Task objective ▸ Copy the records from the first line up to and including the line that contains "procedure-item-decision: оглашение решения, принятого", leaving every character unchanged.

Listings of boxed layout items ▸
━━━━━━━━
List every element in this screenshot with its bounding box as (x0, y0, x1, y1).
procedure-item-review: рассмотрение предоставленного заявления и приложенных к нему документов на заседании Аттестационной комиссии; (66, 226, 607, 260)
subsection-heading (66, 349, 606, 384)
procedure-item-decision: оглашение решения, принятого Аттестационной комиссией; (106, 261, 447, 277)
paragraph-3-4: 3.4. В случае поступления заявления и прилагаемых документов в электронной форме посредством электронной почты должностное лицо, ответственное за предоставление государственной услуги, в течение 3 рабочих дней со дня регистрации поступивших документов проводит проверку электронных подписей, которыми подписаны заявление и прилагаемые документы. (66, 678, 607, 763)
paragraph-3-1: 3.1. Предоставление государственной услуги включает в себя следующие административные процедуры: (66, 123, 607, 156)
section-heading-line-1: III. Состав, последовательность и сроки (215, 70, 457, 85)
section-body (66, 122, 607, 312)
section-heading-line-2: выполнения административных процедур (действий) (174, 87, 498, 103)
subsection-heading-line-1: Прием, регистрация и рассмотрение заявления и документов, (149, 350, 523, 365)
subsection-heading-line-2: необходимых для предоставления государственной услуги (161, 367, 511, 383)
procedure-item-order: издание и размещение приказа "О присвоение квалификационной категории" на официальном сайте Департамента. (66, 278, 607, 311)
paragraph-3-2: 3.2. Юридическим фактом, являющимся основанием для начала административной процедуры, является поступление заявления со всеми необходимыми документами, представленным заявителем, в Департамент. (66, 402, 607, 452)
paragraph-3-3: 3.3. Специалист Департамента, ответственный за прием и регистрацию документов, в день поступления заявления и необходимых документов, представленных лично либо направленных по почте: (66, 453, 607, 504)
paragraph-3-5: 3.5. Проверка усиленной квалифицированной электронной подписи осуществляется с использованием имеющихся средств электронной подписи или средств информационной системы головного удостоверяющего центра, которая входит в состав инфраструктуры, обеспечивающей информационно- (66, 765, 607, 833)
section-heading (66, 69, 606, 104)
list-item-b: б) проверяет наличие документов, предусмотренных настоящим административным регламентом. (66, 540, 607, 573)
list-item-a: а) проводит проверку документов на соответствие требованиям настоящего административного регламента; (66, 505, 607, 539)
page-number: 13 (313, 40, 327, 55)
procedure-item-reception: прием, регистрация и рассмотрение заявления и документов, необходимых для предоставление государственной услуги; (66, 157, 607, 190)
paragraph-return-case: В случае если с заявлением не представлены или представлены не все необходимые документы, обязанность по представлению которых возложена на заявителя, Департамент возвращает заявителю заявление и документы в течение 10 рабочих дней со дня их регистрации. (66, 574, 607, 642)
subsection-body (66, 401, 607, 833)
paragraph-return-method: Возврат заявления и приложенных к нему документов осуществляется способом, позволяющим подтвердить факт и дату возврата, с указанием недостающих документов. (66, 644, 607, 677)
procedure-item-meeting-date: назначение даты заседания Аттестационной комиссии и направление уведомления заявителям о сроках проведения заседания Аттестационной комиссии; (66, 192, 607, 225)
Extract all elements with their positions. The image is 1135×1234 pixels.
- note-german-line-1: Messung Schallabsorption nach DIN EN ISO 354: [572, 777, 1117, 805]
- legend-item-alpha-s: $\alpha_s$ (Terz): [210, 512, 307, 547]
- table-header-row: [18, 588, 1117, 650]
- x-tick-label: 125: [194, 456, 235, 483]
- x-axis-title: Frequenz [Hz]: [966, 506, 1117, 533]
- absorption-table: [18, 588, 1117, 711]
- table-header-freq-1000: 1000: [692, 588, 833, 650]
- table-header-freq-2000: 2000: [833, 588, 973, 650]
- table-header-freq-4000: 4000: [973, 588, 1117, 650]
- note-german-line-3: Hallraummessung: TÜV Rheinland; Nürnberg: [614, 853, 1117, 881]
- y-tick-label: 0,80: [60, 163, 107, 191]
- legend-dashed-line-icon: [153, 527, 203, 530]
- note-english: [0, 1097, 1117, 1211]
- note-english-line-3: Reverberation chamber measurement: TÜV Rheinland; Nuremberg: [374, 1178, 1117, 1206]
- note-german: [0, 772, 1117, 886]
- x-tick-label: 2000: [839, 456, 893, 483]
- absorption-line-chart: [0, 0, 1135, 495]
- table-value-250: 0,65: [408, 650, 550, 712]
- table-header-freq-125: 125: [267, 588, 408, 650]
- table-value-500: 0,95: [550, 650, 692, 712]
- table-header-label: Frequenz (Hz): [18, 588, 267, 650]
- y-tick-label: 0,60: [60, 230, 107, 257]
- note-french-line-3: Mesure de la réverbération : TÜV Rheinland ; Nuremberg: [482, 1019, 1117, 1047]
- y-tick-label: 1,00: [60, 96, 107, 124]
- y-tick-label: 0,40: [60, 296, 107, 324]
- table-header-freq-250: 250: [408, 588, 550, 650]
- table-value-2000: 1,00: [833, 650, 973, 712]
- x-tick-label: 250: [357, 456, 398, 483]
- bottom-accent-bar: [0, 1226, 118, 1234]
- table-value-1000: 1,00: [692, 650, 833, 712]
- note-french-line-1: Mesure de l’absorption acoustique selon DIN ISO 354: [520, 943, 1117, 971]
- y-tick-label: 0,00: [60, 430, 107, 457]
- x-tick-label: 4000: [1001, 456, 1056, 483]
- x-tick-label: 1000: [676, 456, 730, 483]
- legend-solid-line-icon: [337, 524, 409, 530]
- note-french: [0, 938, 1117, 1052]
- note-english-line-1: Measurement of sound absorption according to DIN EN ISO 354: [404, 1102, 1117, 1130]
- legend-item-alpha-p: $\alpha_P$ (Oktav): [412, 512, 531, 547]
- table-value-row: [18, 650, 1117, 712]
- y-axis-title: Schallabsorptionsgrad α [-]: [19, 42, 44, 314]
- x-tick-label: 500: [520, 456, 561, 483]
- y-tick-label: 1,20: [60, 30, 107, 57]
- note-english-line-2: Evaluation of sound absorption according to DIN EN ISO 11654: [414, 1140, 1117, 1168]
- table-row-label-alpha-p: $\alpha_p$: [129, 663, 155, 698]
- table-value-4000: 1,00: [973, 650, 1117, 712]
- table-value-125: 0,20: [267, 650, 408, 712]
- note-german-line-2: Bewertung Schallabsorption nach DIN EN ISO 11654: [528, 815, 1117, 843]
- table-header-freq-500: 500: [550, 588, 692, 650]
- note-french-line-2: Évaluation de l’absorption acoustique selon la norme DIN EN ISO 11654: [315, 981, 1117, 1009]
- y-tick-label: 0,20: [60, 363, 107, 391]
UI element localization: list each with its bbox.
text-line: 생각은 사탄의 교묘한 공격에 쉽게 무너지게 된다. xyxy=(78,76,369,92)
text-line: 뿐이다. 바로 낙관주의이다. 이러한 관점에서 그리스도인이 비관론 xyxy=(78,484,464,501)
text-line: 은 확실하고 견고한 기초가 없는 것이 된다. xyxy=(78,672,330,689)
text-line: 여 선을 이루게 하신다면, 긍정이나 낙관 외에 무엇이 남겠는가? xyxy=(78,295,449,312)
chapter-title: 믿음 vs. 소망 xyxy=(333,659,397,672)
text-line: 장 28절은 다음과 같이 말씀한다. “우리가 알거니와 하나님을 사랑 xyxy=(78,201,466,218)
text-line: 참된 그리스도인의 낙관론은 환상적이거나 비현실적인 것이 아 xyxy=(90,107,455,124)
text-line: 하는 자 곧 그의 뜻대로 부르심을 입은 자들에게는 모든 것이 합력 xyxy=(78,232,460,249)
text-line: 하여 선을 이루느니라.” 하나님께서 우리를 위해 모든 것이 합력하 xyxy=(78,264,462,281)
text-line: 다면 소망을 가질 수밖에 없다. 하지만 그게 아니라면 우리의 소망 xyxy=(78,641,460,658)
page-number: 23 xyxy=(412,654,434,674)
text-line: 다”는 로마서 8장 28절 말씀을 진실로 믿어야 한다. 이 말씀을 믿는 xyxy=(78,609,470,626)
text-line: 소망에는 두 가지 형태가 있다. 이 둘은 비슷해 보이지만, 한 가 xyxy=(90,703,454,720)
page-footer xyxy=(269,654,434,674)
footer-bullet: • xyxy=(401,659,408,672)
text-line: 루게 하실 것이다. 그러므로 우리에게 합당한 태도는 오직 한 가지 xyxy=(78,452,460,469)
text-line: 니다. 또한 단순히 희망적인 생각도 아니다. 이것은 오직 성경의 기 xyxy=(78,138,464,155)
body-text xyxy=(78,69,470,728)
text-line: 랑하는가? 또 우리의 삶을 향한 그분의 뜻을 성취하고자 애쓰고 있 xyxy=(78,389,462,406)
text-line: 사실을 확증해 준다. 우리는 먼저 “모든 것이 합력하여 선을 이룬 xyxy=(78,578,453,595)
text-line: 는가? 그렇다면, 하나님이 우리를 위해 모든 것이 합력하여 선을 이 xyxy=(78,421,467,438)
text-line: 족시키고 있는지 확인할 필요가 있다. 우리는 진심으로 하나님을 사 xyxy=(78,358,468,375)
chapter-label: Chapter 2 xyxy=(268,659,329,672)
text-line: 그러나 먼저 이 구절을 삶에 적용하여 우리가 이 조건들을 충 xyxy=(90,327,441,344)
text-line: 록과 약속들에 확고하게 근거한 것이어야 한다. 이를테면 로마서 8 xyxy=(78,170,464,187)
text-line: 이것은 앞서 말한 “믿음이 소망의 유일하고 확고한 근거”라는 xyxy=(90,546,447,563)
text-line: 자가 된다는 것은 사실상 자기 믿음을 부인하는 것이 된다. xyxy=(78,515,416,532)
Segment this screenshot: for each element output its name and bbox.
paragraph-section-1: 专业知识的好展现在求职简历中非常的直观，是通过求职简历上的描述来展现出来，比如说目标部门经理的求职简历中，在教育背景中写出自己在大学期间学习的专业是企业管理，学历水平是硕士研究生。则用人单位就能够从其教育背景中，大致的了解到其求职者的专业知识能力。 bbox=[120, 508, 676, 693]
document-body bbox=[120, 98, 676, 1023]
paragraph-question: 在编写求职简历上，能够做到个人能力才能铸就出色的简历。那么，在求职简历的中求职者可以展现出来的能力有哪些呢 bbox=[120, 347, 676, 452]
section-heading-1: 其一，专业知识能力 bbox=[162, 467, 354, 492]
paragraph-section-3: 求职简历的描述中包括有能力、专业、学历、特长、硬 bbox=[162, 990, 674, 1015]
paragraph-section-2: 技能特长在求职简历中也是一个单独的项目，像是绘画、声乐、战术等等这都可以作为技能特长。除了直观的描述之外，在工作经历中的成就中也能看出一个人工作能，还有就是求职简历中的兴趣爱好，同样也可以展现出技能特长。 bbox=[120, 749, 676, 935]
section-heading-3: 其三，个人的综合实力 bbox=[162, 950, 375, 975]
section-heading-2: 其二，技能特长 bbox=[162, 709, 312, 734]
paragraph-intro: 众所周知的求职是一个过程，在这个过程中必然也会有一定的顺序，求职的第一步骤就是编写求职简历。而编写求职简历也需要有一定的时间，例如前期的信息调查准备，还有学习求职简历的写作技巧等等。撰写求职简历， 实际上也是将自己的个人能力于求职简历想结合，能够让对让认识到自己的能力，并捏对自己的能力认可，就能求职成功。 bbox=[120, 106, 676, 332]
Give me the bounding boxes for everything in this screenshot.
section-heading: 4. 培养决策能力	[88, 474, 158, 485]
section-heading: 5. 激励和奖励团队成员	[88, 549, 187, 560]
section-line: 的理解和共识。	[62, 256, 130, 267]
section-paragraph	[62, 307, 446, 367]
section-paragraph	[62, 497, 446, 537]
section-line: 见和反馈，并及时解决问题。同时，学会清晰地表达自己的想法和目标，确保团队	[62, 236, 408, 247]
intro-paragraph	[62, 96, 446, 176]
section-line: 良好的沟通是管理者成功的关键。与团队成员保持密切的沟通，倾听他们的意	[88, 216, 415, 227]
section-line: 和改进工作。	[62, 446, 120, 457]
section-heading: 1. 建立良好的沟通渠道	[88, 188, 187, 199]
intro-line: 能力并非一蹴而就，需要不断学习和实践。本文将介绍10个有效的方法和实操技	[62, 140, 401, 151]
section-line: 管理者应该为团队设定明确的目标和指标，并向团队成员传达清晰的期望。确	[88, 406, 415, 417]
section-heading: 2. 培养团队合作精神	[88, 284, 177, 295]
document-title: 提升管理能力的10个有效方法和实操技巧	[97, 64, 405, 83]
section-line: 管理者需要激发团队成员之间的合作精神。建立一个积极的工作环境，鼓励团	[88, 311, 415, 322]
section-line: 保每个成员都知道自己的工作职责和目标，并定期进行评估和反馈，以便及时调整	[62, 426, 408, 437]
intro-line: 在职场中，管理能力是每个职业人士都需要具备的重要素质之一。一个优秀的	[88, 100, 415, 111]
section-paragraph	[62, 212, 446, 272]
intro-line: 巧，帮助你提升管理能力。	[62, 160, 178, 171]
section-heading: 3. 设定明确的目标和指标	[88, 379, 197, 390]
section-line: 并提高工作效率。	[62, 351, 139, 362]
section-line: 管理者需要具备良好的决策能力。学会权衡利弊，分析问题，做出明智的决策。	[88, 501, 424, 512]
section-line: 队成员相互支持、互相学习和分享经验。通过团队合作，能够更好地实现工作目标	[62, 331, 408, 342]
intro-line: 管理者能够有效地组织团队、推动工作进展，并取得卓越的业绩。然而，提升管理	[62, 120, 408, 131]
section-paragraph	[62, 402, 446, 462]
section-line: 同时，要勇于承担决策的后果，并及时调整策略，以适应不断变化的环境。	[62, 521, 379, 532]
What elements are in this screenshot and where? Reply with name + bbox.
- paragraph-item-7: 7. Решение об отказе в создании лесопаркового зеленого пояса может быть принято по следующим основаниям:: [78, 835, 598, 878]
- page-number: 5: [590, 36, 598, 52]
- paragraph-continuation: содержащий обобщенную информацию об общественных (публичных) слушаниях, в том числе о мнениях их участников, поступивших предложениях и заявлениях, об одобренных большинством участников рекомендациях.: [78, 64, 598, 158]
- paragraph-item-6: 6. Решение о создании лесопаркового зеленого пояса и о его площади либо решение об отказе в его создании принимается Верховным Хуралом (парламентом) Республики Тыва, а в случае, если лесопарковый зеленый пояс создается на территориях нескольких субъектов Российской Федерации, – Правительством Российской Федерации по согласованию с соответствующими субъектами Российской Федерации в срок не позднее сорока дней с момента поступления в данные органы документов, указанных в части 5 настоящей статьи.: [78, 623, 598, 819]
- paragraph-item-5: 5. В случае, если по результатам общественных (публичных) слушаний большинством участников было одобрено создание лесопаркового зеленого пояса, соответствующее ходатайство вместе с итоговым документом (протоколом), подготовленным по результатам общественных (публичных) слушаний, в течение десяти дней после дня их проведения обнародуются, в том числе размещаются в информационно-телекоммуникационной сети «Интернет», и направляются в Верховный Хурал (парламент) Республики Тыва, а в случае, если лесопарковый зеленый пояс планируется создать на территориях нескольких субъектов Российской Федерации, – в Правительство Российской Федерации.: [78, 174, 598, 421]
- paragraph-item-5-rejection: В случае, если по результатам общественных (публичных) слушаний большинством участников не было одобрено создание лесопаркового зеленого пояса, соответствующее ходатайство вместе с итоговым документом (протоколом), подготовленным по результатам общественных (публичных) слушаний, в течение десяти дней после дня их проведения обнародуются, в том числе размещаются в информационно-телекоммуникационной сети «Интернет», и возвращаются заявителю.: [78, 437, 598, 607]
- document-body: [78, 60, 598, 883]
━━━━━━━━
Completed exercise ▸
List every element in this screenshot with its bounding box as (x0, y0, x1, y1).
procedure-item-review: рассмотрение предоставленного заявления и приложенных к нему документов на заседании Аттестационной комиссии; (66, 226, 607, 260)
subsection-heading (66, 349, 606, 384)
procedure-item-decision: оглашение решения, принятого Аттестационной комиссией; (106, 261, 447, 277)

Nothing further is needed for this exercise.